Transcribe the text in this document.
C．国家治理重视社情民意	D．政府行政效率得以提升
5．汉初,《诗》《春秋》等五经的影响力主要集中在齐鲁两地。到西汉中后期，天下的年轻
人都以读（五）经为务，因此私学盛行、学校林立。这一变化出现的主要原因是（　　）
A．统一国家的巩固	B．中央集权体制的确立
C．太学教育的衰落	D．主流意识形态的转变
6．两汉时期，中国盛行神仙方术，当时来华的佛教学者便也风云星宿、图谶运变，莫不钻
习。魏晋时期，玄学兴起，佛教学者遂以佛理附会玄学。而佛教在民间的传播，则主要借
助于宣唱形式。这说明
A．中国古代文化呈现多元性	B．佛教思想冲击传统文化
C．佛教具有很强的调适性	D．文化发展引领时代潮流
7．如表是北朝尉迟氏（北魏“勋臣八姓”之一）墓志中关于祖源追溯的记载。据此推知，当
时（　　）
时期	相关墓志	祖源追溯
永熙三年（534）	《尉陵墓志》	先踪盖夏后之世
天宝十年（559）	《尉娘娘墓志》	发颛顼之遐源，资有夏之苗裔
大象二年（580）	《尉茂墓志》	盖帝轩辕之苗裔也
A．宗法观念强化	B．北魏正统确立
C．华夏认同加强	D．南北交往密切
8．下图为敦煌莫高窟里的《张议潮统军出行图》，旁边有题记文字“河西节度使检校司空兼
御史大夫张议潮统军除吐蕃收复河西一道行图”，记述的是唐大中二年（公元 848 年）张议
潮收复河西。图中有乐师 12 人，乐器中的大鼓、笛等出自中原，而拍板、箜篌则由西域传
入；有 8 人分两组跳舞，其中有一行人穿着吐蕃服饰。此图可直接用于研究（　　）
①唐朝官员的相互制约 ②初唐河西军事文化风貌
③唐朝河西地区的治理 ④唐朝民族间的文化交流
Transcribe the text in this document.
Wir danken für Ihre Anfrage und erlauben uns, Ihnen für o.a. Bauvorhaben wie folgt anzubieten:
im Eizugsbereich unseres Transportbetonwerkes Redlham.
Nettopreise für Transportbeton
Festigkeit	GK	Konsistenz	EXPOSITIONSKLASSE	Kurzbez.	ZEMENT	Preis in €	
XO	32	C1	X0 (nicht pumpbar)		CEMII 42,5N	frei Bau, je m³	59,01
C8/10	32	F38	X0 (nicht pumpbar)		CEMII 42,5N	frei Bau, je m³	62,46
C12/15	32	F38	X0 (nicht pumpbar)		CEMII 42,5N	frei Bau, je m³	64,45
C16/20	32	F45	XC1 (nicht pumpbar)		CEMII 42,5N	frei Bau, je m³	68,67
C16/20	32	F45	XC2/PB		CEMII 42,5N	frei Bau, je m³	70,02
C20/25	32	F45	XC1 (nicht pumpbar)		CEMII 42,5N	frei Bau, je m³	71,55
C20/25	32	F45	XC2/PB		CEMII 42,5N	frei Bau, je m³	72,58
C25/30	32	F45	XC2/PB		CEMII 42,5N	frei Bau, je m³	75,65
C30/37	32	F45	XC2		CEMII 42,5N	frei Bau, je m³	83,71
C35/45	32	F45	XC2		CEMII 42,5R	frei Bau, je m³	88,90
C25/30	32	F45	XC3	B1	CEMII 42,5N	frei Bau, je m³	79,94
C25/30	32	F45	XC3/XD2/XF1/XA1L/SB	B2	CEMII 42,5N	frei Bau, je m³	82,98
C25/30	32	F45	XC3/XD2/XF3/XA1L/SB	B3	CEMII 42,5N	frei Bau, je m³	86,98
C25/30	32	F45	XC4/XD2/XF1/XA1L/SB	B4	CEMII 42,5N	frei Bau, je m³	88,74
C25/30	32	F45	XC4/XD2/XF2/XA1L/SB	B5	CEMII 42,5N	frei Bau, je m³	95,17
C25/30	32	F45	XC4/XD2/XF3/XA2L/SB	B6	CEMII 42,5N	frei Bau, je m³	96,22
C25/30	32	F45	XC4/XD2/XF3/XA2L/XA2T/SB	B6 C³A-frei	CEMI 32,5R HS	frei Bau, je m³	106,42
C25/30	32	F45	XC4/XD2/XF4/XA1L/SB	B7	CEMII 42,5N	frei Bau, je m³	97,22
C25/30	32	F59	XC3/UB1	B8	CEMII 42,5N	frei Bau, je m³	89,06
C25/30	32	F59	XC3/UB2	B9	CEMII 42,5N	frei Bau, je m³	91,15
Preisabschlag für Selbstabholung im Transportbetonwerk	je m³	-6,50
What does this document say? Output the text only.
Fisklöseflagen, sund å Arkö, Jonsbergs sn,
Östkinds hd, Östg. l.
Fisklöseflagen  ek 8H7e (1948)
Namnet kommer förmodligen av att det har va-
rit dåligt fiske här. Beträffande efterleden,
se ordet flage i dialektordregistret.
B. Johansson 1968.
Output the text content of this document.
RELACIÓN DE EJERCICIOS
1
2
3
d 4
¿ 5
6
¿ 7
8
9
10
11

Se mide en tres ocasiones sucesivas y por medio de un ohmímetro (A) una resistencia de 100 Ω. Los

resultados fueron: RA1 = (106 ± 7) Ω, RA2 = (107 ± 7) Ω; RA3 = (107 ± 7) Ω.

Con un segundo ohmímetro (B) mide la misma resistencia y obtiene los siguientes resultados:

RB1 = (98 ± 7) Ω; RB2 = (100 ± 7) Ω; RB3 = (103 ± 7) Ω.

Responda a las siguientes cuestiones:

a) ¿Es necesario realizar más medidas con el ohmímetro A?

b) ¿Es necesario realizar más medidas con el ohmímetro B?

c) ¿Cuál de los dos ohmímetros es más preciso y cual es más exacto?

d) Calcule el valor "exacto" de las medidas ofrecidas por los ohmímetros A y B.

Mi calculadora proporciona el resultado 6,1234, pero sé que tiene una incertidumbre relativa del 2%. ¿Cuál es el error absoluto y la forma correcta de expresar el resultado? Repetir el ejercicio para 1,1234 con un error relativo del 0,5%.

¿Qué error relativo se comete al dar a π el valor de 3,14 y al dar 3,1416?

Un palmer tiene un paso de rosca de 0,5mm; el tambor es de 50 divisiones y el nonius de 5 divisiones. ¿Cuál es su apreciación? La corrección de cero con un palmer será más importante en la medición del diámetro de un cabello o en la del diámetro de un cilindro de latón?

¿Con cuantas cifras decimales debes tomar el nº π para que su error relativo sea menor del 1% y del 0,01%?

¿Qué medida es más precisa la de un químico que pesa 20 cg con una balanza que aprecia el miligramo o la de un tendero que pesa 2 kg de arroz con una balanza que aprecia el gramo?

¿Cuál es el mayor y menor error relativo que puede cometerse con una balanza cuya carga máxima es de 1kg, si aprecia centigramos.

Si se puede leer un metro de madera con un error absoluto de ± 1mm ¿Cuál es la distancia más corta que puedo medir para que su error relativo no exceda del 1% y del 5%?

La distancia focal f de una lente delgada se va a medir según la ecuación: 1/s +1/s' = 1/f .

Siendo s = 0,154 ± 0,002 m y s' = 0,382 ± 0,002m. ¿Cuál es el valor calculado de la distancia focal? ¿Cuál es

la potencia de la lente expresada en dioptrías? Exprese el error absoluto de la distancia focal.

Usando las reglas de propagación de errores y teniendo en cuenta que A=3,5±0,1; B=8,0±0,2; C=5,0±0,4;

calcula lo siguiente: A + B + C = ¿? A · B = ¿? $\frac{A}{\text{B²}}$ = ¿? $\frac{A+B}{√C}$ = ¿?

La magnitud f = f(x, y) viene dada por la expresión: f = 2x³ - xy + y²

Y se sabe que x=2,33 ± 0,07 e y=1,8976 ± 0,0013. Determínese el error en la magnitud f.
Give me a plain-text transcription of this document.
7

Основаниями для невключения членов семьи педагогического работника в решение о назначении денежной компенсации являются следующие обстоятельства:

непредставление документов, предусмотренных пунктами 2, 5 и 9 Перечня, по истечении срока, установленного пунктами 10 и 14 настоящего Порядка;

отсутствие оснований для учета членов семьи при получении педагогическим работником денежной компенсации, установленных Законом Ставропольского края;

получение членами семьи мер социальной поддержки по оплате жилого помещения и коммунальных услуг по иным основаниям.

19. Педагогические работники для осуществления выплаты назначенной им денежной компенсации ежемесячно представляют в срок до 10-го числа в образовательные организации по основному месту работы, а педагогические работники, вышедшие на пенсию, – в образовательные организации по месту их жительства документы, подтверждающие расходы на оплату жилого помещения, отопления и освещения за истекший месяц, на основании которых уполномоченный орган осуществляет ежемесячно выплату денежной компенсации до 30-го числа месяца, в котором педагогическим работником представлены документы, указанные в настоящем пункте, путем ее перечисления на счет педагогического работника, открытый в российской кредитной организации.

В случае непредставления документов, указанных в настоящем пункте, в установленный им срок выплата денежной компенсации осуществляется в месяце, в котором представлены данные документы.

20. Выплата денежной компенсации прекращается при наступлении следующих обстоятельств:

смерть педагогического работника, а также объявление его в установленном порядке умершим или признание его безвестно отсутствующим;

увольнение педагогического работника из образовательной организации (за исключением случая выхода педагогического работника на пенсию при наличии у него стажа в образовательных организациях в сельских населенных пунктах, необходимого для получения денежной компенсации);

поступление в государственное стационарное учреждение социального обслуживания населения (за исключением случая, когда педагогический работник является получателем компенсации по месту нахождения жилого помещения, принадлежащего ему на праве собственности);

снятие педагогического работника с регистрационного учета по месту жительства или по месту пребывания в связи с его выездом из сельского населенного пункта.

┄┄┄┄┄┄┄┄┄┄┄┄┄┄┄┄┄┄┄┄

→ **Problem to solve**
Which lines above contain "siguientes"? Show each of them.

→ **Complete output**
Con un segundo ohmímetro (B) mide la misma resistencia y obtiene los siguientes resultados:
Responda a las siguientes cuestiones:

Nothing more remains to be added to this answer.